ARTICLE:
****************
She chose to mentor me and so we did not explore the possibility of my submitting.  Even if I had done so it isn't me in any real sense as that was many years ago.  I have bottomed once as a "growth experiment" and what a joke that was, I ended giving HER aftercare.  She was a "big name" in the SF scene, which was one of the last straws for me and why I am mostly a private player.  What I seek is rarely seen and often discouraged.  As I was telling someone last night, the floors in most SF dungeons, a dog would hesitate to kneel on and I used to bring a small roll up carpet in order to allow a place for kneeling.

So her "change" in me was in the form of mentoring although some of what she wanted to teach I was unready for and a bit advanced for where I was at the time.  She has since passed so her knowledge is sadly lost.




MasterFireMaam -> RE: Do you want to "just" dominate, or to totally change your sub? (4/12/2007 8:41:34 AM)
****************
DATASET ROWS:

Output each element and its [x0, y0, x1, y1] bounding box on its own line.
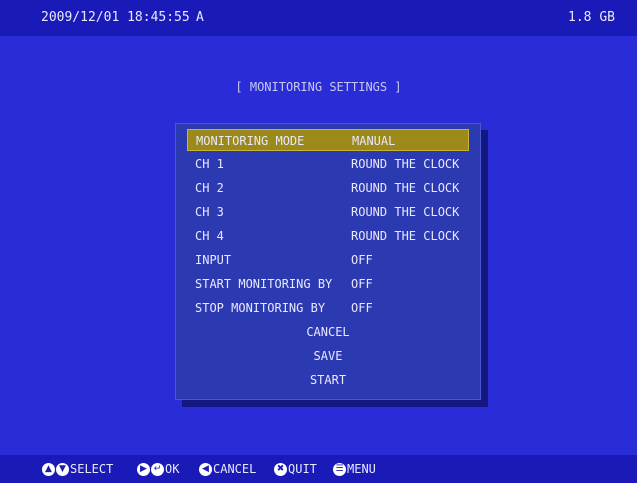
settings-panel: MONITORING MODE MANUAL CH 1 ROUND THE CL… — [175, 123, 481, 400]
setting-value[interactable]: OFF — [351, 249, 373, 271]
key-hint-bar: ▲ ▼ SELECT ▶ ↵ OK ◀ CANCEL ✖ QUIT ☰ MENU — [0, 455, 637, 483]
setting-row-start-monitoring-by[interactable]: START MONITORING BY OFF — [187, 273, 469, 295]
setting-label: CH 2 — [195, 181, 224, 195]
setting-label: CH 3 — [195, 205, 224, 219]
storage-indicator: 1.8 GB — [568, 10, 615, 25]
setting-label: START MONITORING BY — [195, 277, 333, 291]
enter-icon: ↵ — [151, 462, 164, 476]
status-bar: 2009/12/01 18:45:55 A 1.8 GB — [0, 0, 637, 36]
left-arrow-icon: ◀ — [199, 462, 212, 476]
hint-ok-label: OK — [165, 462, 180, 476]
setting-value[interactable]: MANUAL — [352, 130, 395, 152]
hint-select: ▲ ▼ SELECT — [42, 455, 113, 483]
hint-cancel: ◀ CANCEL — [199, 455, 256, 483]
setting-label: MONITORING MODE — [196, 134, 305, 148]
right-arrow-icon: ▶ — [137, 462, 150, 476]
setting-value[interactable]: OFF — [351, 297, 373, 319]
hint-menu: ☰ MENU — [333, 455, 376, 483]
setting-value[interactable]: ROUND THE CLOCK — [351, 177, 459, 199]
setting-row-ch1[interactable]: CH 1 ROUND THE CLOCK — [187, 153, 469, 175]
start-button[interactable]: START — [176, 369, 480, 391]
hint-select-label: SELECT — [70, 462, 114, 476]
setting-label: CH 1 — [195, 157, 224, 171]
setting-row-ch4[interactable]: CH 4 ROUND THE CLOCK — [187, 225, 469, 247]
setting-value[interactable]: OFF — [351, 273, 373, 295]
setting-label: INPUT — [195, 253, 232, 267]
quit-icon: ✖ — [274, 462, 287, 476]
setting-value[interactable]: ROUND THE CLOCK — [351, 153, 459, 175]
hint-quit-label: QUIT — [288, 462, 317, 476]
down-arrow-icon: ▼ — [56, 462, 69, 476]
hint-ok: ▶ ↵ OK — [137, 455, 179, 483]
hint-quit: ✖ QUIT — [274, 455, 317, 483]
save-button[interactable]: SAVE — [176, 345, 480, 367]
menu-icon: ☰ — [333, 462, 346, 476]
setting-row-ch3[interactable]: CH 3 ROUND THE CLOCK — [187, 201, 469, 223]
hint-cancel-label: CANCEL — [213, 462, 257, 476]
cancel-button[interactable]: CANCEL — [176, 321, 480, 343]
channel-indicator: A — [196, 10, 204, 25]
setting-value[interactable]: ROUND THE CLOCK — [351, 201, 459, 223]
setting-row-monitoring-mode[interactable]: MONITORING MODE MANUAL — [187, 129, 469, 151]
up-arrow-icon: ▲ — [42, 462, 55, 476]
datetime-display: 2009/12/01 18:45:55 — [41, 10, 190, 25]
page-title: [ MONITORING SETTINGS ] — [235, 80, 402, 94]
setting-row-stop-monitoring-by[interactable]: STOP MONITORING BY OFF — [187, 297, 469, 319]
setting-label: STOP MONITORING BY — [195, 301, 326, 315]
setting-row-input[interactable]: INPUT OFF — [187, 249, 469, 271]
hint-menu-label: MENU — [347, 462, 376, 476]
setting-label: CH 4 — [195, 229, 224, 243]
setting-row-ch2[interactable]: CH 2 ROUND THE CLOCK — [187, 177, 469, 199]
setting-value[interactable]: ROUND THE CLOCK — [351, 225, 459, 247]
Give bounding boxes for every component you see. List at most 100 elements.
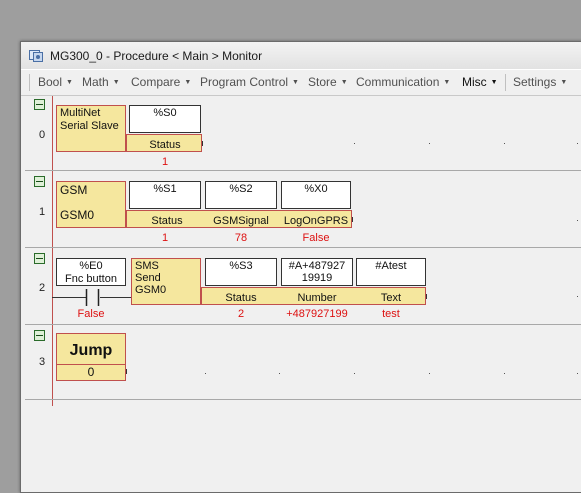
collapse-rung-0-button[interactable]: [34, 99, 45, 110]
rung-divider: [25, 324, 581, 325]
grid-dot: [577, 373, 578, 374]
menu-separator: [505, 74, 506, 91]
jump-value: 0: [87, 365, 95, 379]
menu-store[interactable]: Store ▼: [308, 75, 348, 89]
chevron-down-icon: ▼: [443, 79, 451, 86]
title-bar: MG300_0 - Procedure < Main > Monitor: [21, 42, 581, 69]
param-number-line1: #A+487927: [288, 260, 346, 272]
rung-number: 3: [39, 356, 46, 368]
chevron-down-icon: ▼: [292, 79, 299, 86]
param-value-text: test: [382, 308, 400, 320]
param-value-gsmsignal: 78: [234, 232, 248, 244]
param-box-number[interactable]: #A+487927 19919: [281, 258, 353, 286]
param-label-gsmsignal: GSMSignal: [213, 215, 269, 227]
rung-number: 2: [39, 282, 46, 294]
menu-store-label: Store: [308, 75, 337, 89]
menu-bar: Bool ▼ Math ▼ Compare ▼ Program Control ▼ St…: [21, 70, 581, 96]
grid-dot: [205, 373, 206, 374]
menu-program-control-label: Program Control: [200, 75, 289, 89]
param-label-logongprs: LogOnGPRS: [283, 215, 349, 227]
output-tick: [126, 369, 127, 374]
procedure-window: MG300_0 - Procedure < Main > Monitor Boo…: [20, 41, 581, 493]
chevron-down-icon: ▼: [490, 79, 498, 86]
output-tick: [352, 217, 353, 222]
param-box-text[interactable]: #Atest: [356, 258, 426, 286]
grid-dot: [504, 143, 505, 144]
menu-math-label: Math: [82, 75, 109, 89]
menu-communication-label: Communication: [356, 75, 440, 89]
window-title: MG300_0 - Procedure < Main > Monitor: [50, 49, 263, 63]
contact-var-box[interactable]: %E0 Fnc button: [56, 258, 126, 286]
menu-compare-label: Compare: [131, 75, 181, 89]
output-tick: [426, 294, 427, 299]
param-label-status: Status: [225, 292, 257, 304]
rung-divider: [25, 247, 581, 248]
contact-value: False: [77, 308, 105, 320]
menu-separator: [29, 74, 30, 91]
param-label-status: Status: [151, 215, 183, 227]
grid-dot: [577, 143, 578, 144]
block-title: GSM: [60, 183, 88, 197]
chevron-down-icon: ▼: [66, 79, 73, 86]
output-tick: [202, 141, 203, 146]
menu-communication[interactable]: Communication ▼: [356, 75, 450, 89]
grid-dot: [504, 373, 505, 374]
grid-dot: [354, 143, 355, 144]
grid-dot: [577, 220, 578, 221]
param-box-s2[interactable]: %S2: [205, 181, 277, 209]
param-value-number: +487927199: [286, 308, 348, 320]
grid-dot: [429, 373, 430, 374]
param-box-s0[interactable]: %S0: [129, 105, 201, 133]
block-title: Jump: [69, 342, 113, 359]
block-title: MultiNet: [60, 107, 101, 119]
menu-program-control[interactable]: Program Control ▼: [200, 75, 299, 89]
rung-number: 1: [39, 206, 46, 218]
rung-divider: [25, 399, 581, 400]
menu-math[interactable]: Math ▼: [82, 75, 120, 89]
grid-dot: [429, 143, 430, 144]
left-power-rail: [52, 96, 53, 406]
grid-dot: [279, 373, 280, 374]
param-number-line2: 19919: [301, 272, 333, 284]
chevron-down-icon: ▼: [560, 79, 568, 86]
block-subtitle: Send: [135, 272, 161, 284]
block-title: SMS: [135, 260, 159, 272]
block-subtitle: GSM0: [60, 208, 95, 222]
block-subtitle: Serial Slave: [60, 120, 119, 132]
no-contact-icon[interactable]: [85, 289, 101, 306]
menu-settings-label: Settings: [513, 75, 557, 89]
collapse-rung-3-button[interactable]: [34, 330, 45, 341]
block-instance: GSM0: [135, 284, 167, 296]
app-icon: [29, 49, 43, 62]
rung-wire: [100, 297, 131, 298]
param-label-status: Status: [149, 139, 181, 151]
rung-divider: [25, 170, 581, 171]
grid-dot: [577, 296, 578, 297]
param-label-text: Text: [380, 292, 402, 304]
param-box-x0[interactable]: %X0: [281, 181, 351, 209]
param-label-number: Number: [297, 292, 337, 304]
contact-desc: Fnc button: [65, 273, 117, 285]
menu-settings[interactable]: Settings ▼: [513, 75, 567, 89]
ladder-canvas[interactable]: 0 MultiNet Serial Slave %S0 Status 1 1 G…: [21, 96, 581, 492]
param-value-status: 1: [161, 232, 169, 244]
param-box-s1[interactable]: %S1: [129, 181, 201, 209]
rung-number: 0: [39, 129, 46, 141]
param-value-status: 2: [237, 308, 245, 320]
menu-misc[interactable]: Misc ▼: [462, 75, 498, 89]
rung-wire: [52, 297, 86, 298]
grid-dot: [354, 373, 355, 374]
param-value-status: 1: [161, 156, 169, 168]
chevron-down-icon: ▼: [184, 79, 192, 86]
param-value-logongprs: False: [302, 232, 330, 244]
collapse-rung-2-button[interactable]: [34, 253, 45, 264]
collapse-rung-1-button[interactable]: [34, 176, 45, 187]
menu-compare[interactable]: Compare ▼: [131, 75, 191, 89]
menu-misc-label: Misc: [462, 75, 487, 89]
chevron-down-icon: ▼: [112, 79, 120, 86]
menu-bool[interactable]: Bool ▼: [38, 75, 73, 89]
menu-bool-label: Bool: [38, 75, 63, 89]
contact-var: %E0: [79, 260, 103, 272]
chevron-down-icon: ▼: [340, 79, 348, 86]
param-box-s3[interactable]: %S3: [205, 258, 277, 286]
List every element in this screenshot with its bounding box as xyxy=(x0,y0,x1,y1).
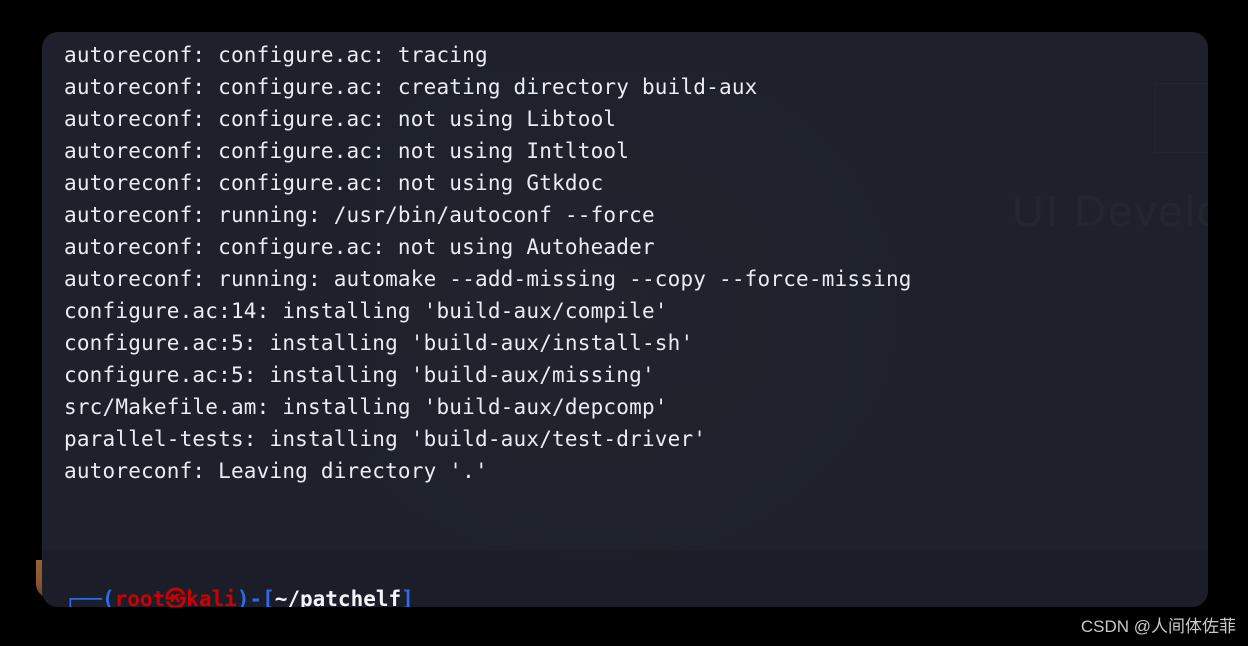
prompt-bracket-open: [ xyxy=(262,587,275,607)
****************
WORK REQUIRED:
Copy out the forum post about mentoring in full, word for word, and change nothing.

ANSWER FOR THE TASK:
She chose to mentor me and so we did not explore the possibility of my submitting.  Even if I had done so it isn't me in any real sense as that was many years ago.  I have bottomed once as a "growth experiment" and what a joke that was, I ended giving HER aftercare.  She was a "big name" in the SF scene, which was one of the last straws for me and why I am mostly a private player.  What I seek is rarely seen and often discouraged.  As I was telling someone last night, the floors in most SF dungeons, a dog would hesitate to kneel on and I used to bring a small roll up carpet in order to allow a place for kneeling.

So her "change" in me was in the form of mentoring although some of what she wanted to teach I was unready for and a bit advanced for where I was at the time.  She has since passed so her knowledge is sadly lost.




MasterFireMaam -> RE: Do you want to "just" dominate, or to totally change your sub? (4/12/2007 8:41:34 AM)